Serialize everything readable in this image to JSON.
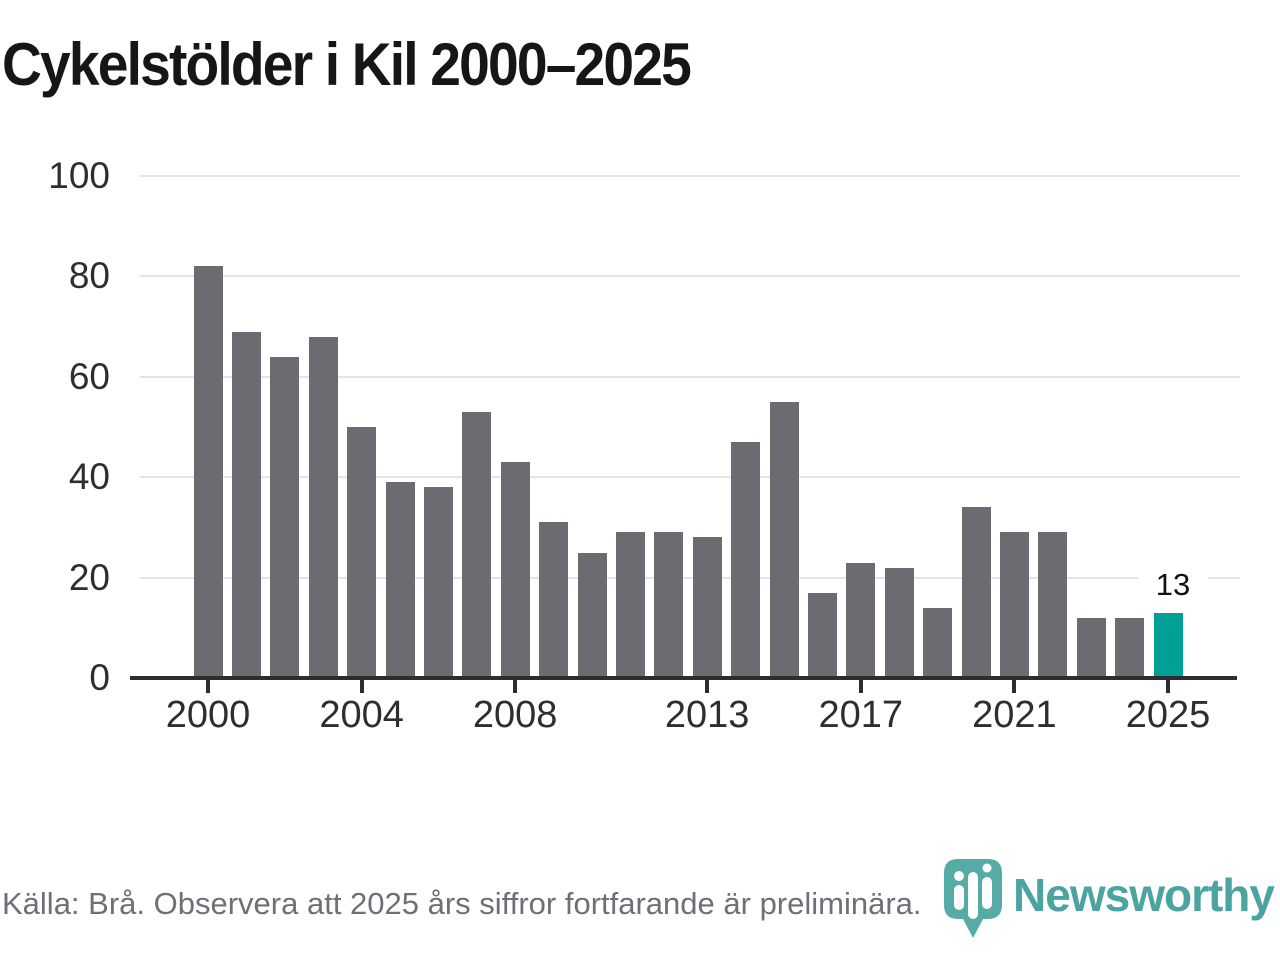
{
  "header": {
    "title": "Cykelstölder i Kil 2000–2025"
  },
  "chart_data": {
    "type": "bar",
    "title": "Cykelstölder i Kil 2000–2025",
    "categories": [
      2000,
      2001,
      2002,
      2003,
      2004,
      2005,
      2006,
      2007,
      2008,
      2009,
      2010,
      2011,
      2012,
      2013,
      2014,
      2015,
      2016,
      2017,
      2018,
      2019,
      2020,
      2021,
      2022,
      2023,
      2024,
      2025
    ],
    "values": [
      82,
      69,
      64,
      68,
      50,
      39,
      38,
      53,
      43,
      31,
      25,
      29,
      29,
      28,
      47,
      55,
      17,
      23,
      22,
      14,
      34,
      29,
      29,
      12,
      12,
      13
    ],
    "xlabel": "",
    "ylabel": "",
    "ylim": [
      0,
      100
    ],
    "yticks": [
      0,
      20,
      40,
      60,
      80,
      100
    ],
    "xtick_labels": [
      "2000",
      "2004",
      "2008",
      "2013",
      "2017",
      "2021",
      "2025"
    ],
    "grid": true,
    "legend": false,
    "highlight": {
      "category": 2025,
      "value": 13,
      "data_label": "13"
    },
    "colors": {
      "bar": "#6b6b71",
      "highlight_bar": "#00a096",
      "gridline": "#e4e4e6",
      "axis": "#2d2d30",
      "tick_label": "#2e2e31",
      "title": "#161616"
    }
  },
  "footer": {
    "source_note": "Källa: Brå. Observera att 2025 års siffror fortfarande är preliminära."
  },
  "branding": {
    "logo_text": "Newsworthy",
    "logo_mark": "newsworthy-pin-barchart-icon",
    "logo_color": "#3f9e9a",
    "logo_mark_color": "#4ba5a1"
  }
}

######

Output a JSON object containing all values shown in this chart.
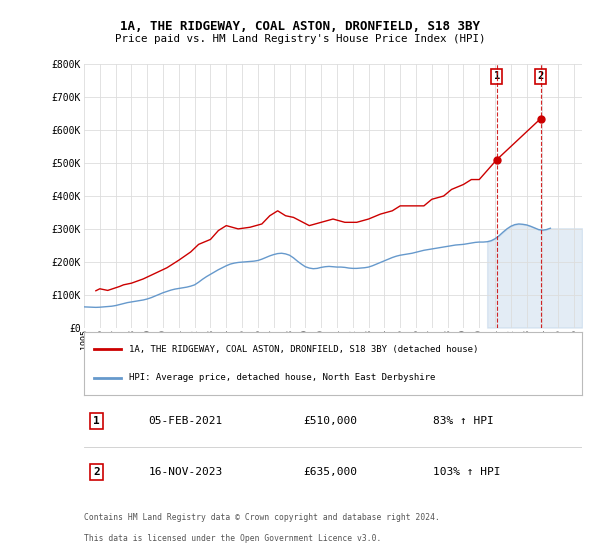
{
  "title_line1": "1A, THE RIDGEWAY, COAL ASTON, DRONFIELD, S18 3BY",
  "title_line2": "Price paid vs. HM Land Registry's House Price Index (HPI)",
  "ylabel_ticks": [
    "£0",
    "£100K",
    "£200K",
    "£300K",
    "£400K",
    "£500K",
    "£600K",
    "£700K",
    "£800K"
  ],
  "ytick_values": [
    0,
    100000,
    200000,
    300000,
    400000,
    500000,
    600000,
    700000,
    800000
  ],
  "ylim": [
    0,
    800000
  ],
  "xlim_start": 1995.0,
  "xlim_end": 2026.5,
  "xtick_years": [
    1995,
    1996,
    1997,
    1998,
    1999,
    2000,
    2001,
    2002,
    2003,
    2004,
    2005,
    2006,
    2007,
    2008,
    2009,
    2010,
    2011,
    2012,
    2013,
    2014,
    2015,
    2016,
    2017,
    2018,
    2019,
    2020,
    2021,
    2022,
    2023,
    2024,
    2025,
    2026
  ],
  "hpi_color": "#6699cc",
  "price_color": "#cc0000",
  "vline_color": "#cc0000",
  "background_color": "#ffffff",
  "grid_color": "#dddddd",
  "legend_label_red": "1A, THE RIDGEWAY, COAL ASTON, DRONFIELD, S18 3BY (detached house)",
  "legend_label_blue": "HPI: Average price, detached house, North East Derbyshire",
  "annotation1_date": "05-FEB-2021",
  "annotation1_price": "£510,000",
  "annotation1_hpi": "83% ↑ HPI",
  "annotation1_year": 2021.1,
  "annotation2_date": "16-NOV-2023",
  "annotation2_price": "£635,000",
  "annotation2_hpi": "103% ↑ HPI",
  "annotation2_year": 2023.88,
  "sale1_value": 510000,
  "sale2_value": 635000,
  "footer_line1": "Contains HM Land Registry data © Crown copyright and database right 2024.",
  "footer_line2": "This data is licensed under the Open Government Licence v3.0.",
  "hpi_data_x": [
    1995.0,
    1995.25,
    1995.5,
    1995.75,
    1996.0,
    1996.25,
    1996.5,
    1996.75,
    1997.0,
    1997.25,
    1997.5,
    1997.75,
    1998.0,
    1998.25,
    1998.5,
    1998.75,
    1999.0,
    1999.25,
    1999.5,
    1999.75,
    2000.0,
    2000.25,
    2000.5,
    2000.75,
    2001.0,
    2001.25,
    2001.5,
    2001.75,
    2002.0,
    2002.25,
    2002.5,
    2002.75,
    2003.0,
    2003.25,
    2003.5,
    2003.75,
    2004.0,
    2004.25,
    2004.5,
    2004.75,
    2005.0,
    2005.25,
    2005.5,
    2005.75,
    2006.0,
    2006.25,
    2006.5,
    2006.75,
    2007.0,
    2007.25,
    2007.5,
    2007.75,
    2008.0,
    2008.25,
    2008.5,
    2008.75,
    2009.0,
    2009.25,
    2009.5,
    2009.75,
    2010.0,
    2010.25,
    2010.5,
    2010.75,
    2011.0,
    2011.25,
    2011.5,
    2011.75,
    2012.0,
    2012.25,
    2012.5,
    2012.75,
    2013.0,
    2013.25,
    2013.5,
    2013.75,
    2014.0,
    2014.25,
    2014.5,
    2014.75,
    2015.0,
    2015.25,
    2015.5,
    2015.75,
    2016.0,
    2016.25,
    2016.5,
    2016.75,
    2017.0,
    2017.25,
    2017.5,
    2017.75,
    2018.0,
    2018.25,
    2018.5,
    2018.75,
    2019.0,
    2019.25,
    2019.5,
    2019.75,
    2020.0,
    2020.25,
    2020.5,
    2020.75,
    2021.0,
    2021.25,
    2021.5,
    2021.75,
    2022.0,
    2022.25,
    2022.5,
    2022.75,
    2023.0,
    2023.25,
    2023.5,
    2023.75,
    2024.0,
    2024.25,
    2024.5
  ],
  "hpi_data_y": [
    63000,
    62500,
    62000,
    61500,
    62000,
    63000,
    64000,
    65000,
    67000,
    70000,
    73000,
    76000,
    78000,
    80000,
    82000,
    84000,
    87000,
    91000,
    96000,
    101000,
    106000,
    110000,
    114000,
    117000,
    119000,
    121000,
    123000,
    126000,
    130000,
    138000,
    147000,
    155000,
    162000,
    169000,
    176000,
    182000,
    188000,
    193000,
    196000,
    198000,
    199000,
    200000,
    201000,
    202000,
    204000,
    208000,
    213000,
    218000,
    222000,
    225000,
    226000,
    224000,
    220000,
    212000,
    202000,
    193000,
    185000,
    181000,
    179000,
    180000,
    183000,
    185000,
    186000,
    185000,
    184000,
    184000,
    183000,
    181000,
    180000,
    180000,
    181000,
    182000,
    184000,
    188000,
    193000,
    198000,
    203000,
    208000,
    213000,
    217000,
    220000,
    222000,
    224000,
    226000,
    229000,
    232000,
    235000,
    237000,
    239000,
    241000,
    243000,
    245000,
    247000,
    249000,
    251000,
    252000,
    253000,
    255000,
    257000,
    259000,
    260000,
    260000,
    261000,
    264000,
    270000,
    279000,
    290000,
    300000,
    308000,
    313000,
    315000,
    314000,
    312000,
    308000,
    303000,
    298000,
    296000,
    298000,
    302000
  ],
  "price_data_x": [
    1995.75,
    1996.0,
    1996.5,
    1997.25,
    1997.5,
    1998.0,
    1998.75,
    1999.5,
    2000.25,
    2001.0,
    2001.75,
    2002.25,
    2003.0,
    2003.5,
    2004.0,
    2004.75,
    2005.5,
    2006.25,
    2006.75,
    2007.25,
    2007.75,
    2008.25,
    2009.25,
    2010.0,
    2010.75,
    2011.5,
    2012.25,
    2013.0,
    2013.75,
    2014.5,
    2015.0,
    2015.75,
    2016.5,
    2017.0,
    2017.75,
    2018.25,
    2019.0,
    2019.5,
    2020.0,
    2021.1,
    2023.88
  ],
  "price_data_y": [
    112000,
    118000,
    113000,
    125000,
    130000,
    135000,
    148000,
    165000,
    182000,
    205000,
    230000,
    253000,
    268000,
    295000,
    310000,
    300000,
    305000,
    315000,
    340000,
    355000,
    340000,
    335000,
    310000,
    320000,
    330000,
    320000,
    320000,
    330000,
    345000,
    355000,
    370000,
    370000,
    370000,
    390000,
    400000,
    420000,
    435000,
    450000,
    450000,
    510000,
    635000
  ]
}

######

### Task to carry out
From the entries, report each line that includes the word "Cykelstölder".

### Solution to this problem
    "title": "Cykelstölder i Kil 2000–2025"
    "title": "Cykelstölder i Kil 2000–2025",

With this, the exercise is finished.